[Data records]
==============================
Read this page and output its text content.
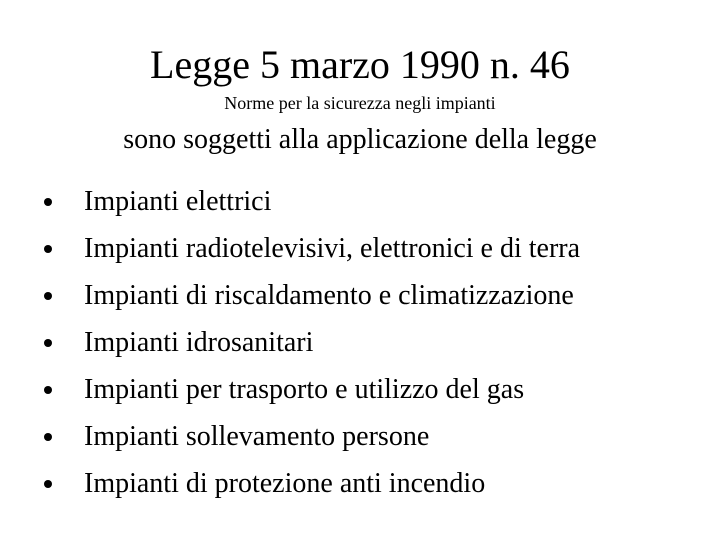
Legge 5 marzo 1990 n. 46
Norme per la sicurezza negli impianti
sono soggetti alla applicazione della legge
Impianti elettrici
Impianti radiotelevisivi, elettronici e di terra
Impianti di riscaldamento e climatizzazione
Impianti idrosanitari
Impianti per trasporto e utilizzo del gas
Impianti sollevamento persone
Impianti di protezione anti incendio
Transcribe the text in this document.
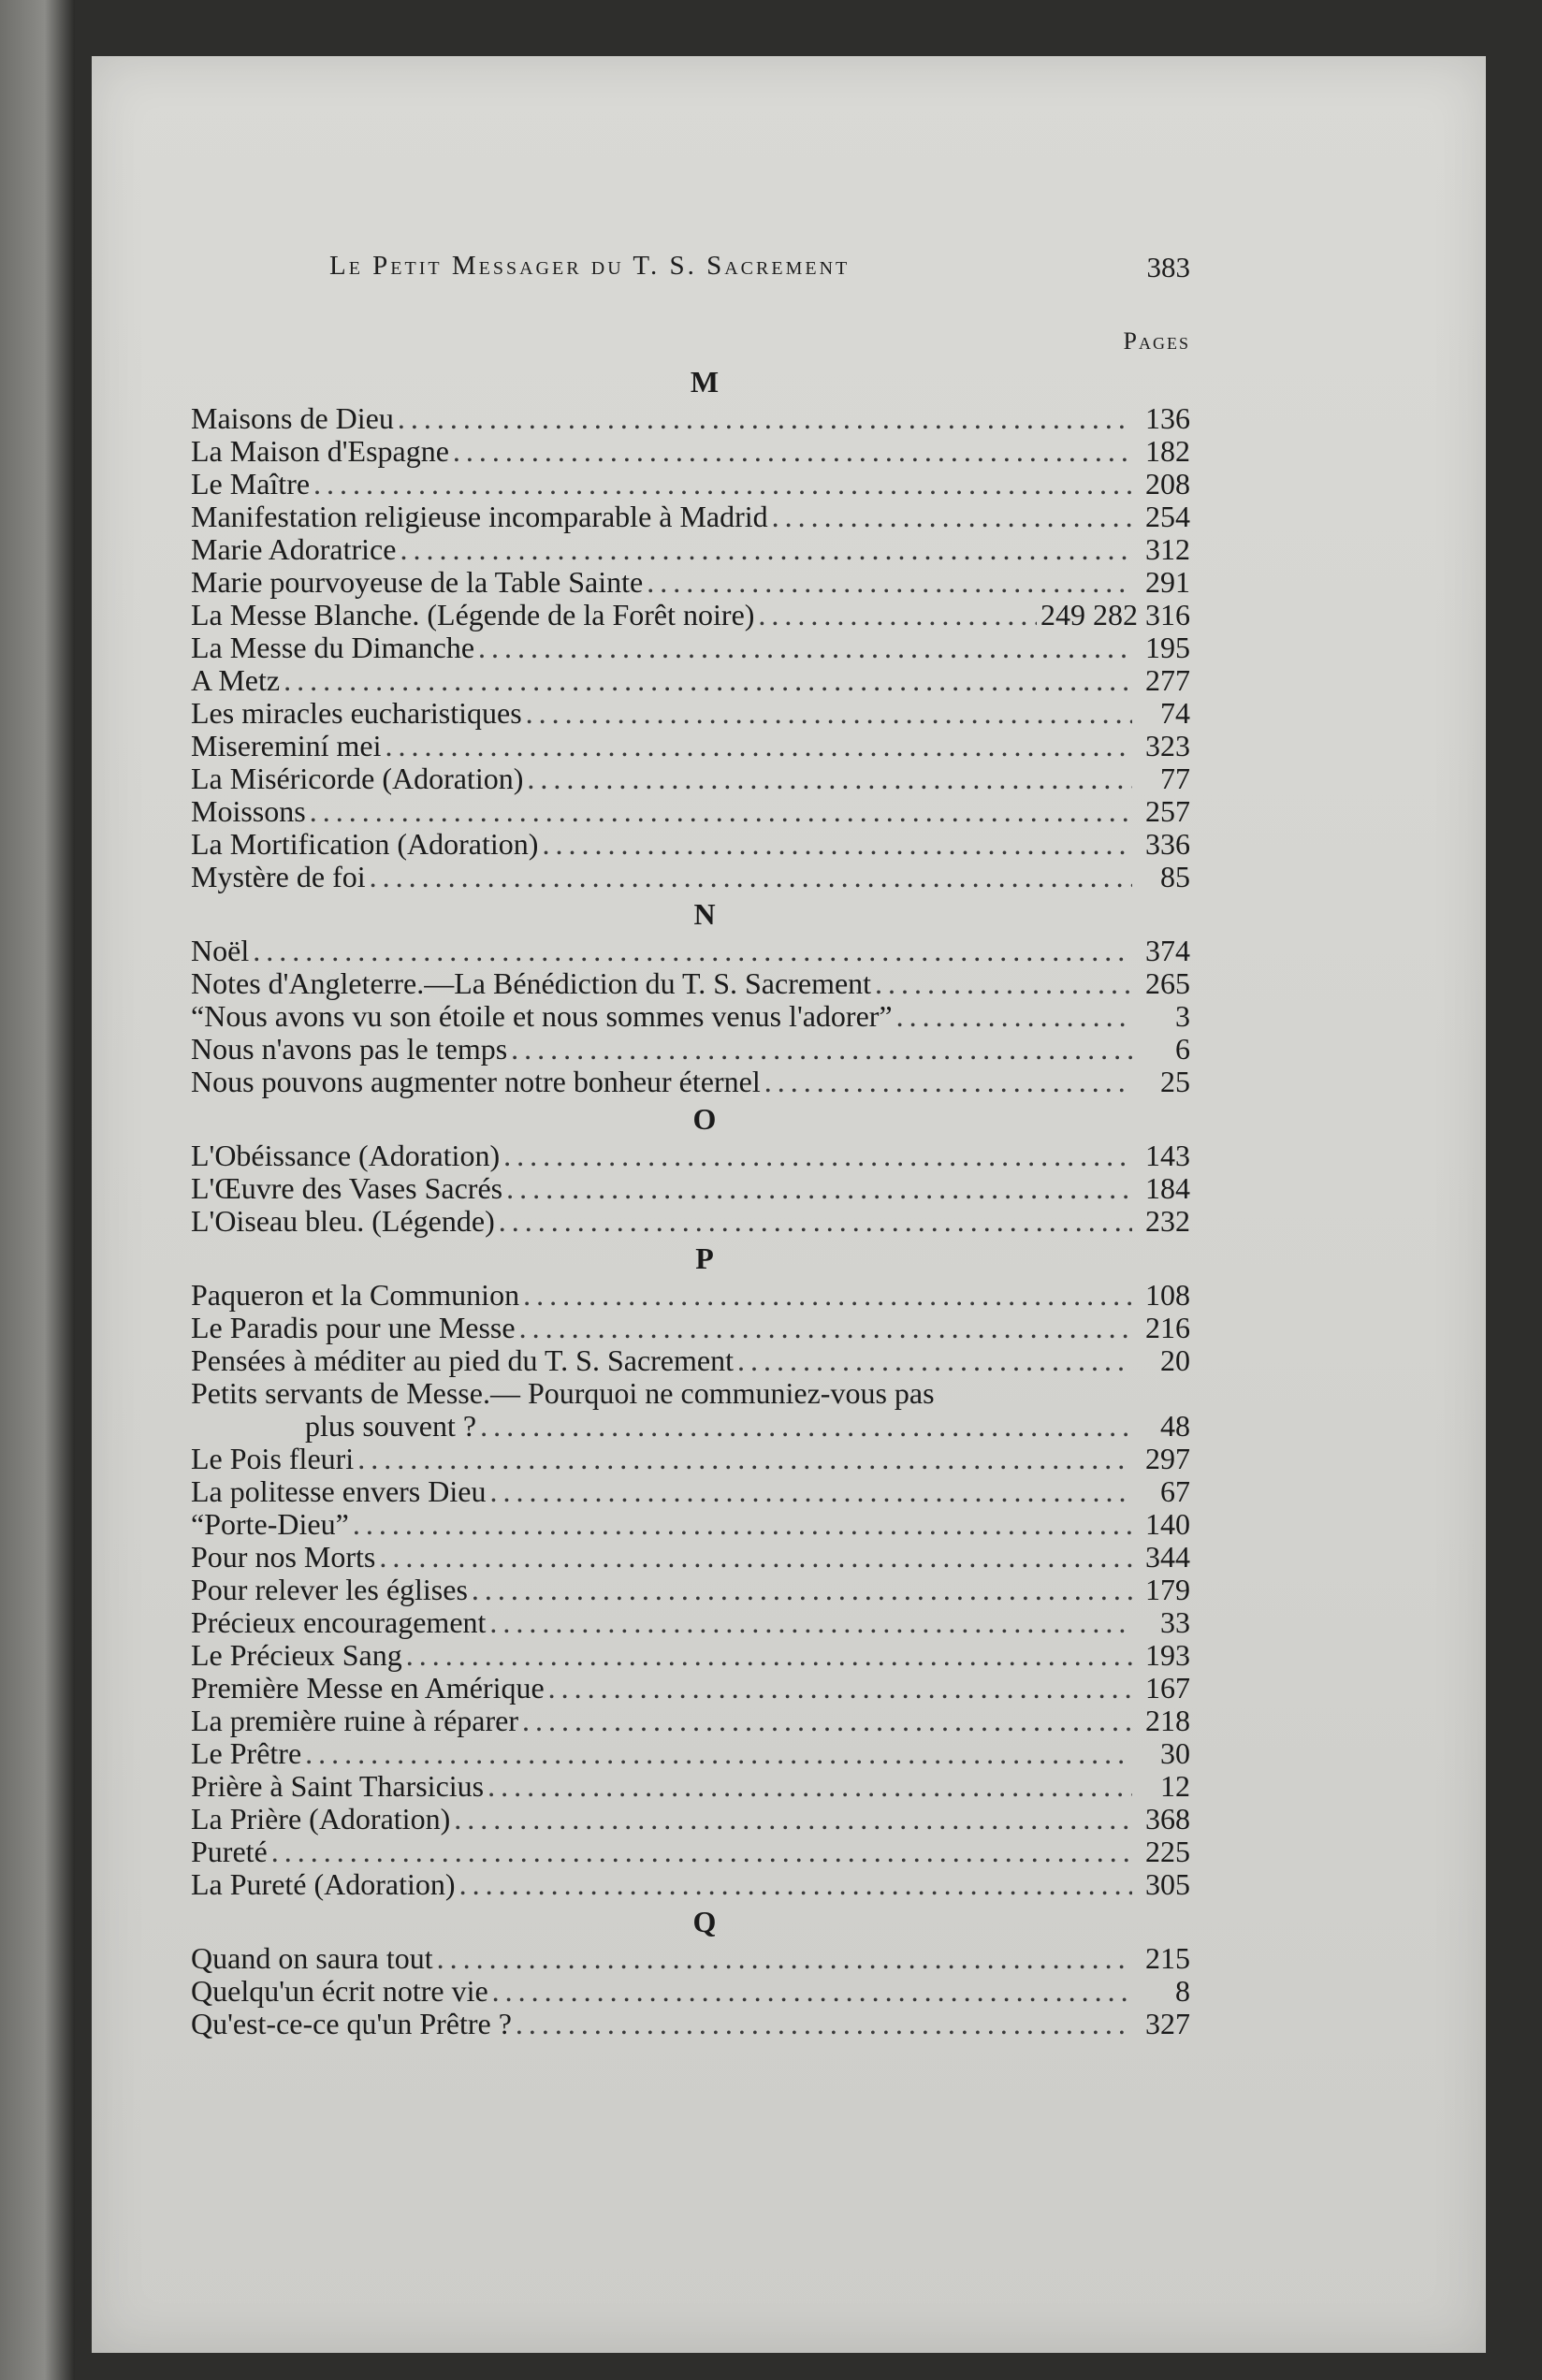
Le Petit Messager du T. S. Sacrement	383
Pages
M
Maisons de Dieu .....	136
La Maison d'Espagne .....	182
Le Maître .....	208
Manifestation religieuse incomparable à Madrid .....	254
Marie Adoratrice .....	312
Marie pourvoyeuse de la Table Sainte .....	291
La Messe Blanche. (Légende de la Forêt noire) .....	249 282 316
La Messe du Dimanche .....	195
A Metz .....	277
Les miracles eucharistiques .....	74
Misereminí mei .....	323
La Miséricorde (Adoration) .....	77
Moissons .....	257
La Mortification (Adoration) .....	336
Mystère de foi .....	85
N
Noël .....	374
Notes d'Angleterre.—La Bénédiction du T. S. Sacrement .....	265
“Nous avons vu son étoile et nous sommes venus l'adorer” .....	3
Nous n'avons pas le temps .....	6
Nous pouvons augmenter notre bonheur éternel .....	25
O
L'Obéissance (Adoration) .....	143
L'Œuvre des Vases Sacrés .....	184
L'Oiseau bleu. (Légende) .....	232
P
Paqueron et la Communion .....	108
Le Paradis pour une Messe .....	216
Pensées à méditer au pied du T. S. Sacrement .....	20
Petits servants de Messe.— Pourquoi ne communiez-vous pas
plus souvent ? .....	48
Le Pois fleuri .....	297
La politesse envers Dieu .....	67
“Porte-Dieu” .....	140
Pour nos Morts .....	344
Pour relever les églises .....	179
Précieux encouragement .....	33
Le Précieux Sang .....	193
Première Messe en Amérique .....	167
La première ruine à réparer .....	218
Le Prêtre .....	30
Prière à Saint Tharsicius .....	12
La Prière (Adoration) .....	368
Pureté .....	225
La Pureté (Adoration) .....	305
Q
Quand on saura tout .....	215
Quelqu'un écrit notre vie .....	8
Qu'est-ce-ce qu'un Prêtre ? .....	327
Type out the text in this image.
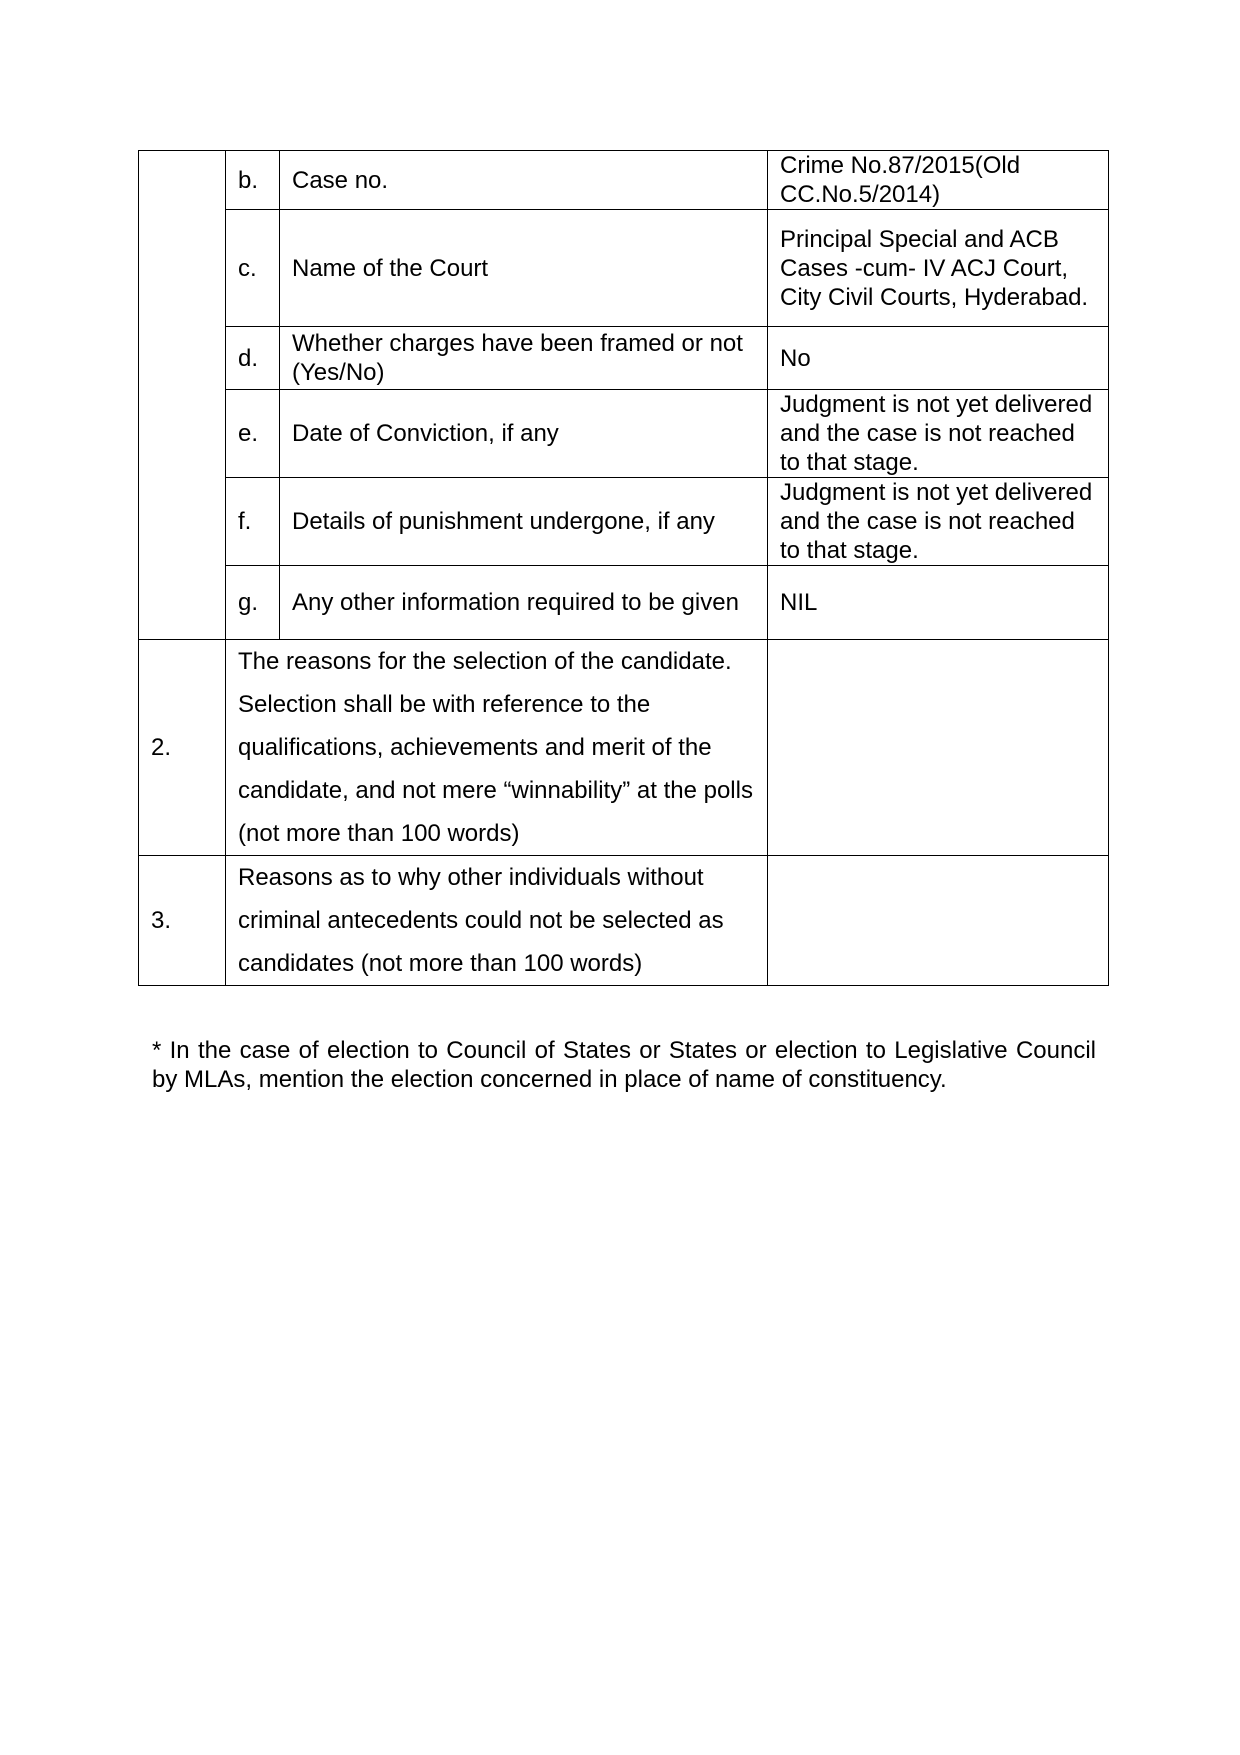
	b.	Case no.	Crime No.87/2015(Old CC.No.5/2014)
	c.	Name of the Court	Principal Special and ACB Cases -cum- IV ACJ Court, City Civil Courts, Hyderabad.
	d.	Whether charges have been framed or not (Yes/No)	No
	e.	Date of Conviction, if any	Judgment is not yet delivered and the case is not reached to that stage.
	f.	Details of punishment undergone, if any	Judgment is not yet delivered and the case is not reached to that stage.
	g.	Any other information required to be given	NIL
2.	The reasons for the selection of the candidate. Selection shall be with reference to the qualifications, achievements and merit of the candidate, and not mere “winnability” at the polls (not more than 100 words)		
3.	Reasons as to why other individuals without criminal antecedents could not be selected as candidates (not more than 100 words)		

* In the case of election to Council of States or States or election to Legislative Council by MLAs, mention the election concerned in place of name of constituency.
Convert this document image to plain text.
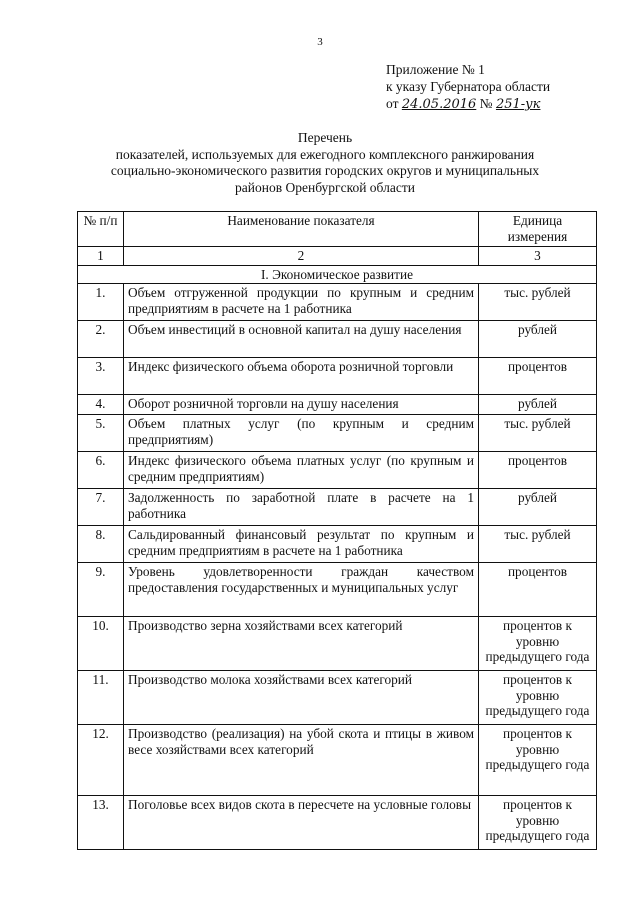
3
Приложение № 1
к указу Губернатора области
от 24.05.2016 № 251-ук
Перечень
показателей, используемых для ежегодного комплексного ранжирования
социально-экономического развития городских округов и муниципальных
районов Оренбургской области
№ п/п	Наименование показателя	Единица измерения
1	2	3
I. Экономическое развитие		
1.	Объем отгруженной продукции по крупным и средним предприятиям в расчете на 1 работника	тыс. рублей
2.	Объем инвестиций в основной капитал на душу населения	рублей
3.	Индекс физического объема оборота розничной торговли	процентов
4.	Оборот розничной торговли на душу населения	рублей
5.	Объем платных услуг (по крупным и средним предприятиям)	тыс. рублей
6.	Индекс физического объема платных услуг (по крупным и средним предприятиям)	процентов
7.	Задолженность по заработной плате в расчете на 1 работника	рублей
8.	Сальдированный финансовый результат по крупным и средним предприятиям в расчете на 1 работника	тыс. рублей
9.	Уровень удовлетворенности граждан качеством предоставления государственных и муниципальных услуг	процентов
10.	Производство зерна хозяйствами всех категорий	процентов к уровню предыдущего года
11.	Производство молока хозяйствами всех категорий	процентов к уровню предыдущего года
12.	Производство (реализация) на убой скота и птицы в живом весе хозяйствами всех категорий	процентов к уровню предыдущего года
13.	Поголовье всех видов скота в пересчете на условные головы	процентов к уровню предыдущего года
==============================
*Task to carry out*
Find the string "рублей" in the records, then copy each line where it occurs.

*Result of the task*
1.	Объем отгруженной продукции по крупным и средним предприятиям в расчете на 1 работника	тыс. рублей
2.	Объем инвестиций в основной капитал на душу населения	рублей
4.	Оборот розничной торговли на душу населения	рублей
5.	Объем платных услуг (по крупным и средним предприятиям)	тыс. рублей
7.	Задолженность по заработной плате в расчете на 1 работника	рублей
8.	Сальдированный финансовый результат по крупным и средним предприятиям в расчете на 1 работника	тыс. рублей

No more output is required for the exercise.